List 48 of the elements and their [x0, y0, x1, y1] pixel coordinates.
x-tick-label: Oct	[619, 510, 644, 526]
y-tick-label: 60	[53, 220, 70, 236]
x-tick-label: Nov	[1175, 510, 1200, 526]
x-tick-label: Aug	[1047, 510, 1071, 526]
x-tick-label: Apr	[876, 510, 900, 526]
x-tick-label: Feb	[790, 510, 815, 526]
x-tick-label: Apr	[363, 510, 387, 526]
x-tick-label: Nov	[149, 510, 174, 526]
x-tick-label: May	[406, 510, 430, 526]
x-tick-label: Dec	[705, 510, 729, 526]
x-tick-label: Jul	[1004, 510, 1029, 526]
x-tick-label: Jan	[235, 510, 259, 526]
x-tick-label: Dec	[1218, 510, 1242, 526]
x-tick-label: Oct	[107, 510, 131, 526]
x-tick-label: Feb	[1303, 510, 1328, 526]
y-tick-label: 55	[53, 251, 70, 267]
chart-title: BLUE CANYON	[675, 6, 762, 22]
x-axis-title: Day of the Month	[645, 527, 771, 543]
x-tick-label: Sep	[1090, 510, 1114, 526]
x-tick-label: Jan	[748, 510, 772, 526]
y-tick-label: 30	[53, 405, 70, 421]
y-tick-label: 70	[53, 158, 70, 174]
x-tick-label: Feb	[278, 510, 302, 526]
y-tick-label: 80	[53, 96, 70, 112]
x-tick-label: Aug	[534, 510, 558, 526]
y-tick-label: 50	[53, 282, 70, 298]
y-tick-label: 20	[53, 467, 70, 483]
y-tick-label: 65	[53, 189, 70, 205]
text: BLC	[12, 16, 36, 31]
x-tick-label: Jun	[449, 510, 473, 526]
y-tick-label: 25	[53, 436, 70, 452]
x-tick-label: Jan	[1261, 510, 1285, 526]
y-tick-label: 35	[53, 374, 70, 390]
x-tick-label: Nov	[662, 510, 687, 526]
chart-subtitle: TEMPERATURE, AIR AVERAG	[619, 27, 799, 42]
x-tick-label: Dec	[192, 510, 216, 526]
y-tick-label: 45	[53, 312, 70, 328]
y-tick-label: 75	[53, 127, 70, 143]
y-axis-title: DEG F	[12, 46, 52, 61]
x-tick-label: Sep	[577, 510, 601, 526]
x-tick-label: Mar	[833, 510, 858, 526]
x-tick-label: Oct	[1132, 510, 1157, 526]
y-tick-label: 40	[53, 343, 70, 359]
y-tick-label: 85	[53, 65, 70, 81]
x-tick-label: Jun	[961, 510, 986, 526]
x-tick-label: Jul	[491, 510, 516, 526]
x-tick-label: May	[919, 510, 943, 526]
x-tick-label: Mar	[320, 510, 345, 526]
=====
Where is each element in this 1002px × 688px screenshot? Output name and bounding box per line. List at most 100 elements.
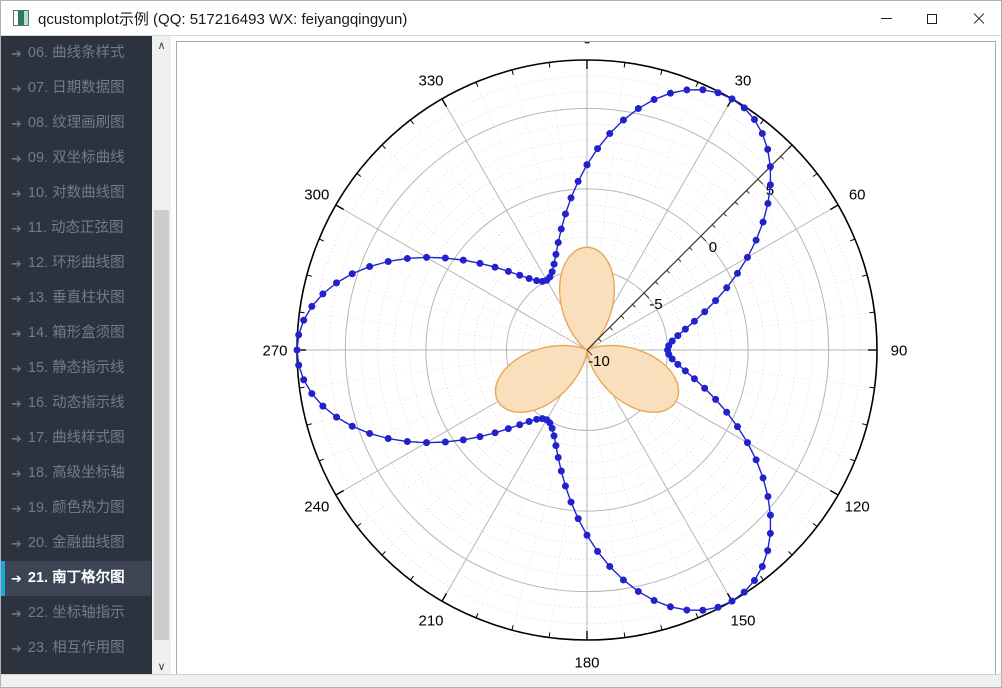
=====
### TASK BRIEF
Lay out the lines as a Markdown table with two columns, Row and Line. Start at the line that contains "List 48 of the" and stop after the line that contains "405, 70, 421]". Number each row and leave out any blank lines.

### SOLUTION FOR THIS TASK
| Row | Line |
|---|---|
| 1 | List 48 of the elements and their [x0, y0, x1, y1] pixel coordinates. |
| 2 | x-tick-label: Oct	[619, 510, 644, 526] |
| 3 | y-tick-label: 60	[53, 220, 70, 236] |
| 4 | x-tick-label: Nov	[1175, 510, 1200, 526] |
| 5 | x-tick-label: Aug	[1047, 510, 1071, 526] |
| 6 | x-tick-label: Apr	[876, 510, 900, 526] |
| 7 | x-tick-label: Feb	[790, 510, 815, 526] |
| 8 | x-tick-label: Apr	[363, 510, 387, 526] |
| 9 | x-tick-label: Nov	[149, 510, 174, 526] |
| 10 | x-tick-label: May	[406, 510, 430, 526] |
| 11 | x-tick-label: Dec	[705, 510, 729, 526] |
| 12 | x-tick-label: Jul	[1004, 510, 1029, 526] |
| 13 | x-tick-label: Jan	[235, 510, 259, 526] |
| 14 | x-tick-label: Dec	[1218, 510, 1242, 526] |
| 15 | x-tick-label: Oct	[107, 510, 131, 526] |
| 16 | x-tick-label: Feb	[1303, 510, 1328, 526] |
| 17 | y-tick-label: 55	[53, 251, 70, 267] |
| 18 | chart-title: BLUE CANYON	[675, 6, 762, 22] |
| 19 | x-axis-title: Day of the Month	[645, 527, 771, 543] |
| 20 | x-tick-label: Sep	[1090, 510, 1114, 526] |
| 21 | x-tick-label: Jan	[748, 510, 772, 526] |
| 22 | y-tick-label: 30	[53, 405, 70, 421] |